Given data:
★ ★ ★ ★ ★ ★ ★
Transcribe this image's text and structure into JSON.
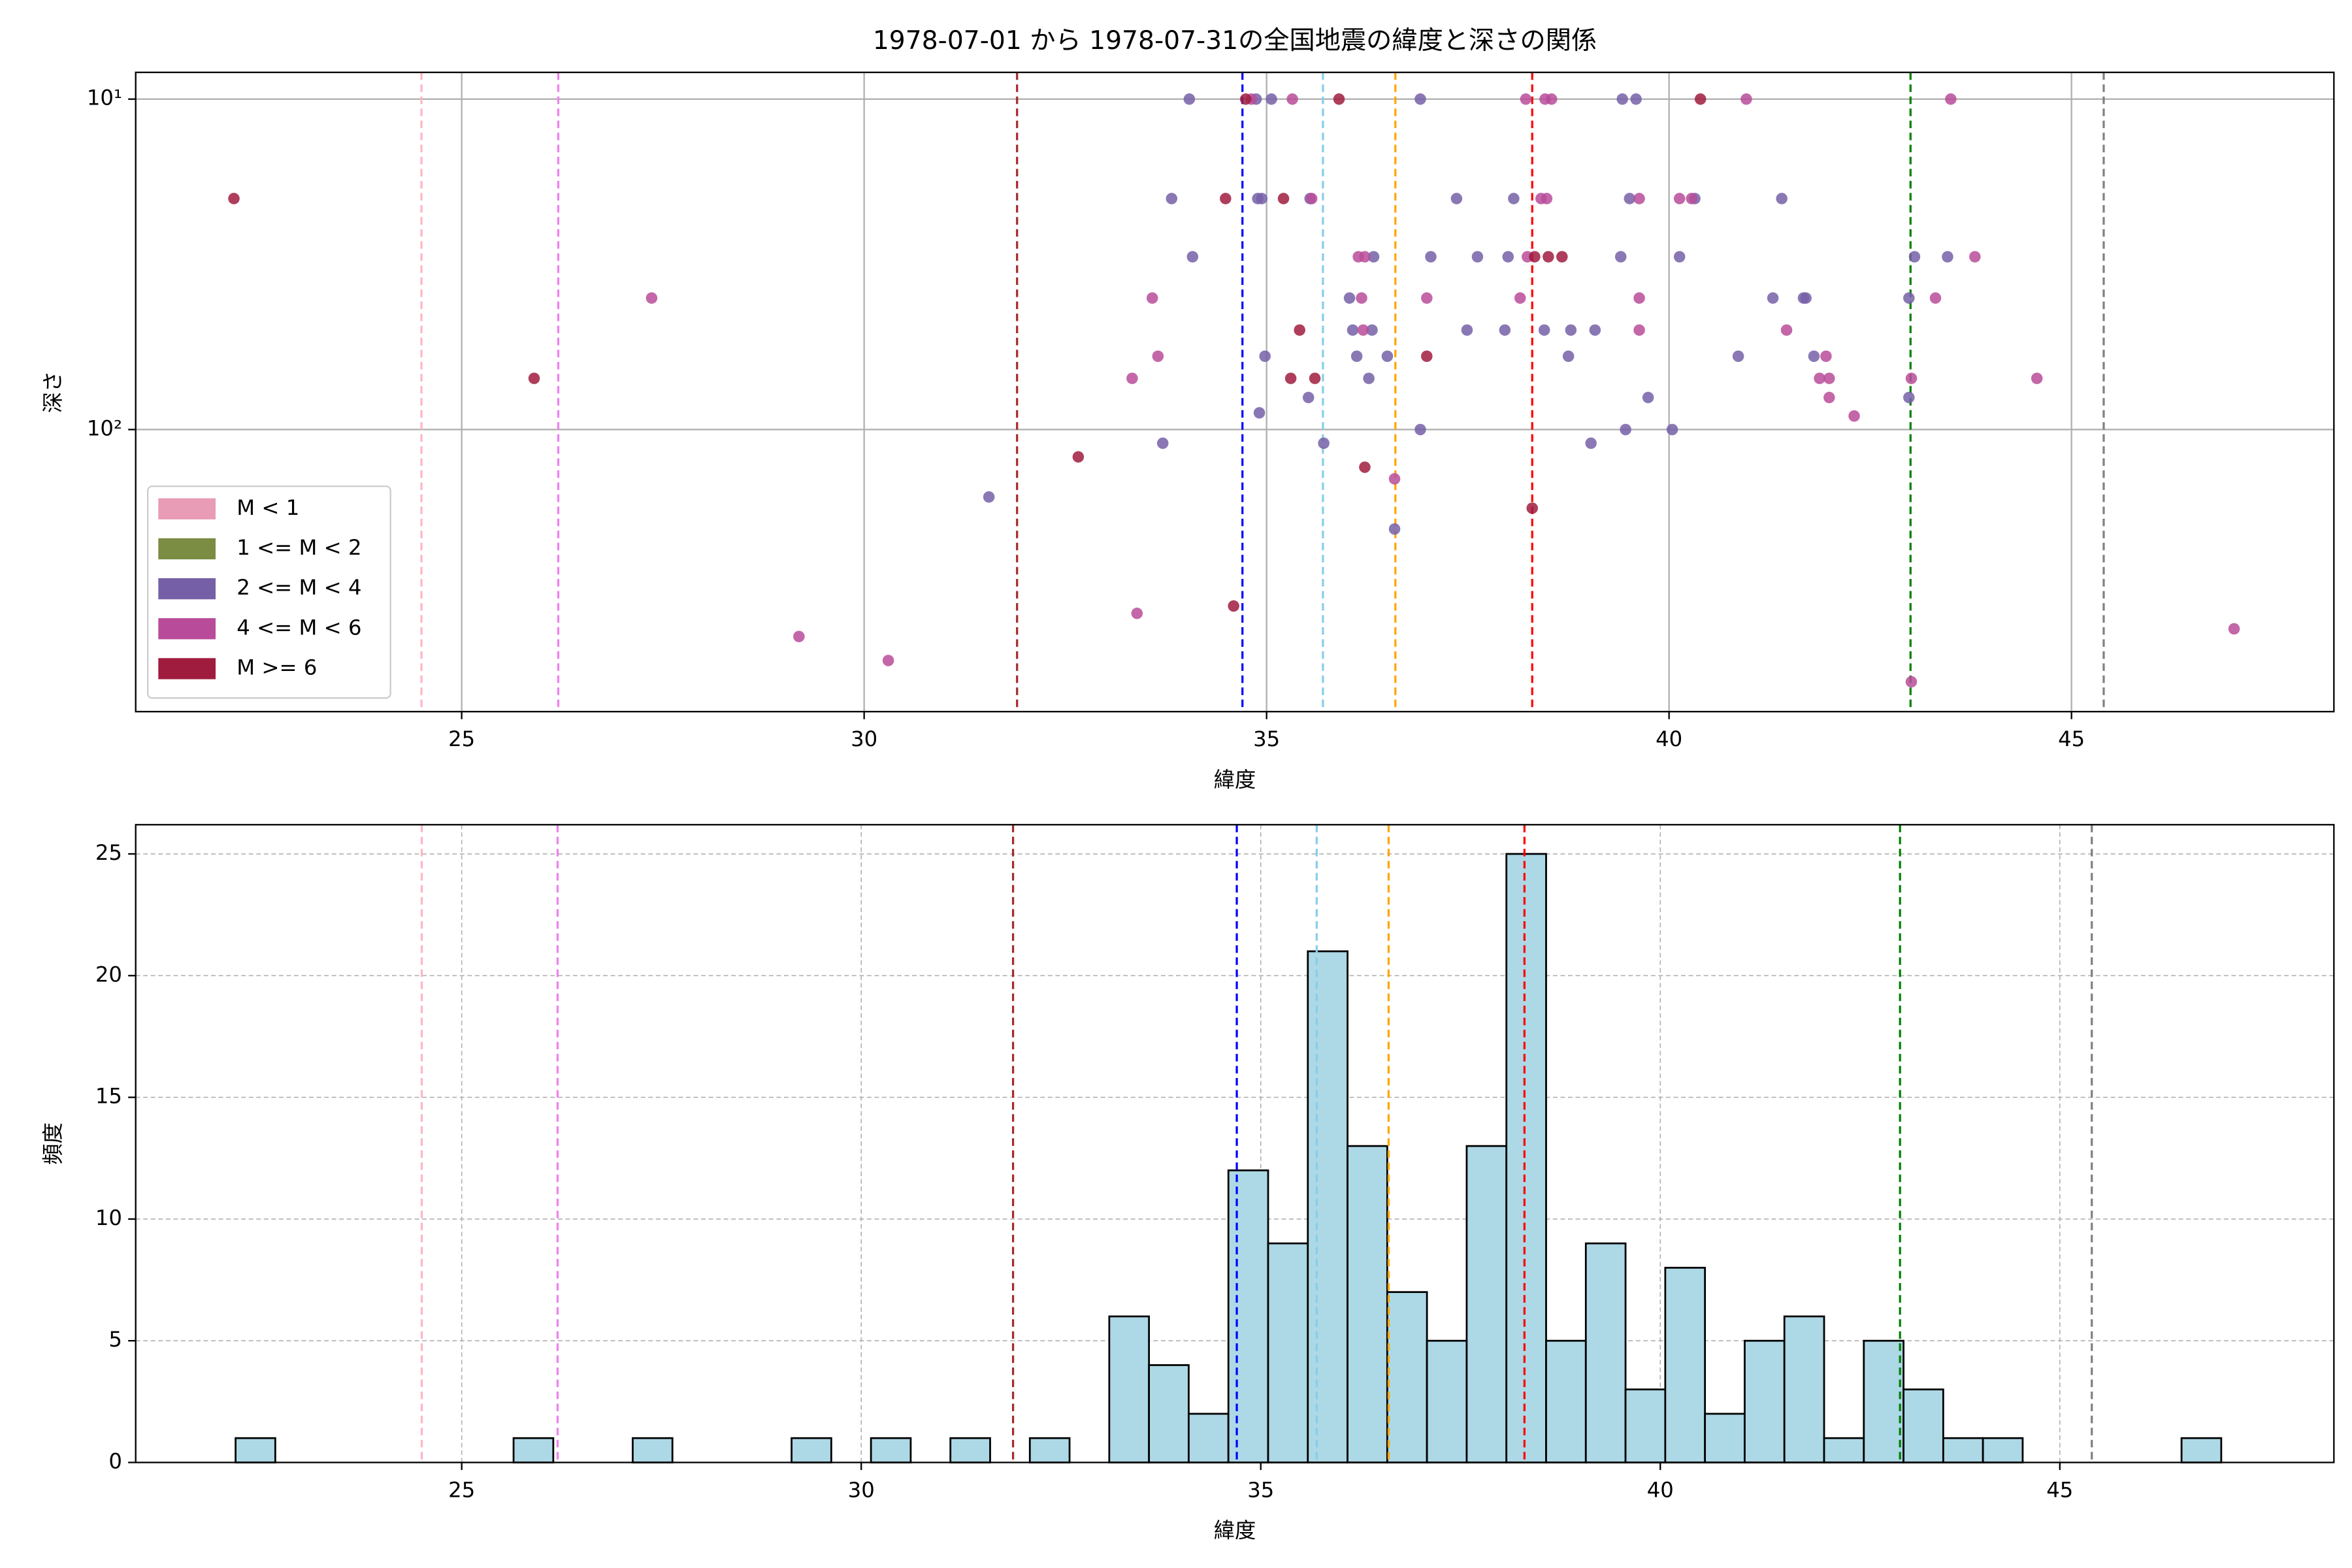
{
  "chart_data": [
    {
      "type": "scatter",
      "title": "1978-07-01 から 1978-07-31の全国地震の緯度と深さの関係",
      "xlabel": "緯度",
      "ylabel": "深さ",
      "xlim": [
        20.95,
        48.26
      ],
      "xticks": [
        25,
        30,
        35,
        40,
        45
      ],
      "ylim": [
        8.3,
        714
      ],
      "yscale": "log",
      "y_inverted": true,
      "yticks": [
        {
          "value": 10,
          "label": "10¹"
        },
        {
          "value": 100,
          "label": "10²"
        }
      ],
      "grid": true,
      "legend": "lower left",
      "vlines": [
        {
          "x": 24.5,
          "color": "#ffb6c1"
        },
        {
          "x": 26.2,
          "color": "#ee82ee"
        },
        {
          "x": 31.9,
          "color": "#a52a2a"
        },
        {
          "x": 34.7,
          "color": "#0000ff"
        },
        {
          "x": 35.7,
          "color": "#87ceeb"
        },
        {
          "x": 36.6,
          "color": "#ffa500"
        },
        {
          "x": 38.3,
          "color": "#ff0000"
        },
        {
          "x": 43.0,
          "color": "#008000"
        },
        {
          "x": 45.4,
          "color": "#808080"
        }
      ],
      "series": [
        {
          "name": "M < 1",
          "color": "#e89cb6",
          "x": [],
          "values": []
        },
        {
          "name": "1 <= M < 2",
          "color": "#7b8c43",
          "x": [],
          "values": []
        },
        {
          "name": "2 <= M < 4",
          "color": "#7560a8",
          "x": [
            34.04,
            33.82,
            34.08,
            33.71,
            31.55,
            34.87,
            35.06,
            34.89,
            34.94,
            35.54,
            34.98,
            34.91,
            35.52,
            35.71,
            36.03,
            36.07,
            36.12,
            36.33,
            36.31,
            36.27,
            36.5,
            36.91,
            36.91,
            36.59,
            37.04,
            37.36,
            37.62,
            37.49,
            37.96,
            38.07,
            38.0,
            38.45,
            38.78,
            38.75,
            39.08,
            39.42,
            39.59,
            39.4,
            39.51,
            39.46,
            39.03,
            39.74,
            40.04,
            40.13,
            40.32,
            40.86,
            41.29,
            41.4,
            41.67,
            41.8,
            41.7,
            42.98,
            42.98,
            43.05,
            43.46
          ],
          "values": [
            10,
            20,
            30,
            110,
            160,
            10,
            10,
            20,
            20,
            20,
            60,
            89,
            80,
            110,
            40,
            50,
            60,
            30,
            50,
            70,
            60,
            10,
            100,
            200,
            30,
            20,
            30,
            50,
            50,
            20,
            30,
            50,
            50,
            60,
            50,
            10,
            10,
            30,
            20,
            100,
            110,
            80,
            100,
            30,
            20,
            60,
            40,
            20,
            40,
            60,
            40,
            40,
            80,
            30,
            30
          ]
        },
        {
          "name": "4 <= M < 6",
          "color": "#b84c9a",
          "x": [
            27.36,
            29.19,
            30.3,
            33.33,
            33.39,
            33.58,
            33.65,
            34.81,
            35.32,
            35.56,
            36.14,
            36.22,
            36.18,
            36.2,
            36.59,
            36.99,
            38.22,
            38.46,
            38.54,
            38.41,
            38.48,
            38.15,
            38.24,
            39.63,
            39.63,
            39.63,
            40.13,
            40.28,
            40.96,
            41.46,
            41.95,
            41.87,
            41.99,
            41.99,
            42.3,
            43.01,
            43.31,
            43.5,
            43.8,
            44.57,
            47.02,
            43.01
          ],
          "values": [
            40,
            423,
            500,
            70,
            360,
            40,
            60,
            10,
            10,
            20,
            30,
            30,
            40,
            50,
            141,
            40,
            10,
            10,
            10,
            20,
            20,
            40,
            30,
            20,
            40,
            50,
            20,
            20,
            10,
            50,
            60,
            70,
            70,
            80,
            91,
            70,
            40,
            10,
            30,
            70,
            401,
            580
          ]
        },
        {
          "name": "M >= 6",
          "color": "#a01c3e",
          "x": [
            22.17,
            25.9,
            32.66,
            34.49,
            34.74,
            35.21,
            35.41,
            35.3,
            35.6,
            35.9,
            36.22,
            36.99,
            38.3,
            34.59,
            40.39,
            38.33,
            38.5,
            38.67
          ],
          "values": [
            20,
            70,
            121,
            20,
            10,
            20,
            50,
            70,
            70,
            10,
            130,
            60,
            173,
            342,
            10,
            30,
            30,
            30
          ]
        }
      ]
    },
    {
      "type": "histogram",
      "xlabel": "緯度",
      "ylabel": "頻度",
      "xlim": [
        20.92,
        48.43
      ],
      "xticks": [
        25,
        30,
        35,
        40,
        45
      ],
      "ylim": [
        0,
        26.2
      ],
      "yticks": [
        0,
        5,
        10,
        15,
        20,
        25
      ],
      "grid": true,
      "color": "#add8e6",
      "edgecolor": "#000000",
      "vlines": [
        {
          "x": 24.5,
          "color": "#ffb6c1"
        },
        {
          "x": 26.2,
          "color": "#ee82ee"
        },
        {
          "x": 31.9,
          "color": "#a52a2a"
        },
        {
          "x": 34.7,
          "color": "#0000ff"
        },
        {
          "x": 35.7,
          "color": "#87ceeb"
        },
        {
          "x": 36.6,
          "color": "#ffa500"
        },
        {
          "x": 38.3,
          "color": "#ff0000"
        },
        {
          "x": 43.0,
          "color": "#008000"
        },
        {
          "x": 45.4,
          "color": "#808080"
        }
      ],
      "bins": [
        22.17,
        22.667,
        23.164,
        23.661,
        24.158,
        24.655,
        25.152,
        25.649,
        26.146,
        26.643,
        27.14,
        27.637,
        28.134,
        28.631,
        29.128,
        29.625,
        30.122,
        30.619,
        31.116,
        31.613,
        32.11,
        32.607,
        33.104,
        33.601,
        34.098,
        34.595,
        35.092,
        35.589,
        36.086,
        36.583,
        37.08,
        37.577,
        38.074,
        38.571,
        39.068,
        39.565,
        40.062,
        40.559,
        41.056,
        41.553,
        42.05,
        42.547,
        43.044,
        43.541,
        44.038,
        44.535,
        45.032,
        45.529,
        46.026,
        46.523,
        47.02
      ],
      "values": [
        1,
        0,
        0,
        0,
        0,
        0,
        0,
        1,
        0,
        0,
        1,
        0,
        0,
        0,
        1,
        0,
        1,
        0,
        1,
        0,
        1,
        0,
        6,
        4,
        2,
        12,
        9,
        21,
        13,
        7,
        5,
        13,
        25,
        5,
        9,
        3,
        8,
        2,
        5,
        6,
        1,
        5,
        3,
        1,
        1,
        0,
        0,
        0,
        0,
        1
      ]
    }
  ]
}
★ ★ ★ ★ ★ ★ ★
Task details: Leave the pictures out and reproduce each record exactly as written.

Written reply:
Transcribe this image's text and structure into JSON.
{
  "chart_data": [
    {
      "type": "scatter",
      "title": "1978-07-01 から 1978-07-31の全国地震の緯度と深さの関係",
      "xlabel": "緯度",
      "ylabel": "深さ",
      "xlim": [
        20.95,
        48.26
      ],
      "xticks": [
        25,
        30,
        35,
        40,
        45
      ],
      "ylim": [
        8.3,
        714
      ],
      "yscale": "log",
      "y_inverted": true,
      "yticks": [
        {
          "value": 10,
          "label": "10¹"
        },
        {
          "value": 100,
          "label": "10²"
        }
      ],
      "grid": true,
      "legend": "lower left",
      "vlines": [
        {
          "x": 24.5,
          "color": "#ffb6c1"
        },
        {
          "x": 26.2,
          "color": "#ee82ee"
        },
        {
          "x": 31.9,
          "color": "#a52a2a"
        },
        {
          "x": 34.7,
          "color": "#0000ff"
        },
        {
          "x": 35.7,
          "color": "#87ceeb"
        },
        {
          "x": 36.6,
          "color": "#ffa500"
        },
        {
          "x": 38.3,
          "color": "#ff0000"
        },
        {
          "x": 43.0,
          "color": "#008000"
        },
        {
          "x": 45.4,
          "color": "#808080"
        }
      ],
      "series": [
        {
          "name": "M < 1",
          "color": "#e89cb6",
          "x": [],
          "values": []
        },
        {
          "name": "1 <= M < 2",
          "color": "#7b8c43",
          "x": [],
          "values": []
        },
        {
          "name": "2 <= M < 4",
          "color": "#7560a8",
          "x": [
            34.04,
            33.82,
            34.08,
            33.71,
            31.55,
            34.87,
            35.06,
            34.89,
            34.94,
            35.54,
            34.98,
            34.91,
            35.52,
            35.71,
            36.03,
            36.07,
            36.12,
            36.33,
            36.31,
            36.27,
            36.5,
            36.91,
            36.91,
            36.59,
            37.04,
            37.36,
            37.62,
            37.49,
            37.96,
            38.07,
            38.0,
            38.45,
            38.78,
            38.75,
            39.08,
            39.42,
            39.59,
            39.4,
            39.51,
            39.46,
            39.03,
            39.74,
            40.04,
            40.13,
            40.32,
            40.86,
            41.29,
            41.4,
            41.67,
            41.8,
            41.7,
            42.98,
            42.98,
            43.05,
            43.46
          ],
          "values": [
            10,
            20,
            30,
            110,
            160,
            10,
            10,
            20,
            20,
            20,
            60,
            89,
            80,
            110,
            40,
            50,
            60,
            30,
            50,
            70,
            60,
            10,
            100,
            200,
            30,
            20,
            30,
            50,
            50,
            20,
            30,
            50,
            50,
            60,
            50,
            10,
            10,
            30,
            20,
            100,
            110,
            80,
            100,
            30,
            20,
            60,
            40,
            20,
            40,
            60,
            40,
            40,
            80,
            30,
            30
          ]
        },
        {
          "name": "4 <= M < 6",
          "color": "#b84c9a",
          "x": [
            27.36,
            29.19,
            30.3,
            33.33,
            33.39,
            33.58,
            33.65,
            34.81,
            35.32,
            35.56,
            36.14,
            36.22,
            36.18,
            36.2,
            36.59,
            36.99,
            38.22,
            38.46,
            38.54,
            38.41,
            38.48,
            38.15,
            38.24,
            39.63,
            39.63,
            39.63,
            40.13,
            40.28,
            40.96,
            41.46,
            41.95,
            41.87,
            41.99,
            41.99,
            42.3,
            43.01,
            43.31,
            43.5,
            43.8,
            44.57,
            47.02,
            43.01
          ],
          "values": [
            40,
            423,
            500,
            70,
            360,
            40,
            60,
            10,
            10,
            20,
            30,
            30,
            40,
            50,
            141,
            40,
            10,
            10,
            10,
            20,
            20,
            40,
            30,
            20,
            40,
            50,
            20,
            20,
            10,
            50,
            60,
            70,
            70,
            80,
            91,
            70,
            40,
            10,
            30,
            70,
            401,
            580
          ]
        },
        {
          "name": "M >= 6",
          "color": "#a01c3e",
          "x": [
            22.17,
            25.9,
            32.66,
            34.49,
            34.74,
            35.21,
            35.41,
            35.3,
            35.6,
            35.9,
            36.22,
            36.99,
            38.3,
            34.59,
            40.39,
            38.33,
            38.5,
            38.67
          ],
          "values": [
            20,
            70,
            121,
            20,
            10,
            20,
            50,
            70,
            70,
            10,
            130,
            60,
            173,
            342,
            10,
            30,
            30,
            30
          ]
        }
      ]
    },
    {
      "type": "histogram",
      "xlabel": "緯度",
      "ylabel": "頻度",
      "xlim": [
        20.92,
        48.43
      ],
      "xticks": [
        25,
        30,
        35,
        40,
        45
      ],
      "ylim": [
        0,
        26.2
      ],
      "yticks": [
        0,
        5,
        10,
        15,
        20,
        25
      ],
      "grid": true,
      "color": "#add8e6",
      "edgecolor": "#000000",
      "vlines": [
        {
          "x": 24.5,
          "color": "#ffb6c1"
        },
        {
          "x": 26.2,
          "color": "#ee82ee"
        },
        {
          "x": 31.9,
          "color": "#a52a2a"
        },
        {
          "x": 34.7,
          "color": "#0000ff"
        },
        {
          "x": 35.7,
          "color": "#87ceeb"
        },
        {
          "x": 36.6,
          "color": "#ffa500"
        },
        {
          "x": 38.3,
          "color": "#ff0000"
        },
        {
          "x": 43.0,
          "color": "#008000"
        },
        {
          "x": 45.4,
          "color": "#808080"
        }
      ],
      "bins": [
        22.17,
        22.667,
        23.164,
        23.661,
        24.158,
        24.655,
        25.152,
        25.649,
        26.146,
        26.643,
        27.14,
        27.637,
        28.134,
        28.631,
        29.128,
        29.625,
        30.122,
        30.619,
        31.116,
        31.613,
        32.11,
        32.607,
        33.104,
        33.601,
        34.098,
        34.595,
        35.092,
        35.589,
        36.086,
        36.583,
        37.08,
        37.577,
        38.074,
        38.571,
        39.068,
        39.565,
        40.062,
        40.559,
        41.056,
        41.553,
        42.05,
        42.547,
        43.044,
        43.541,
        44.038,
        44.535,
        45.032,
        45.529,
        46.026,
        46.523,
        47.02
      ],
      "values": [
        1,
        0,
        0,
        0,
        0,
        0,
        0,
        1,
        0,
        0,
        1,
        0,
        0,
        0,
        1,
        0,
        1,
        0,
        1,
        0,
        1,
        0,
        6,
        4,
        2,
        12,
        9,
        21,
        13,
        7,
        5,
        13,
        25,
        5,
        9,
        3,
        8,
        2,
        5,
        6,
        1,
        5,
        3,
        1,
        1,
        0,
        0,
        0,
        0,
        1
      ]
    }
  ]
}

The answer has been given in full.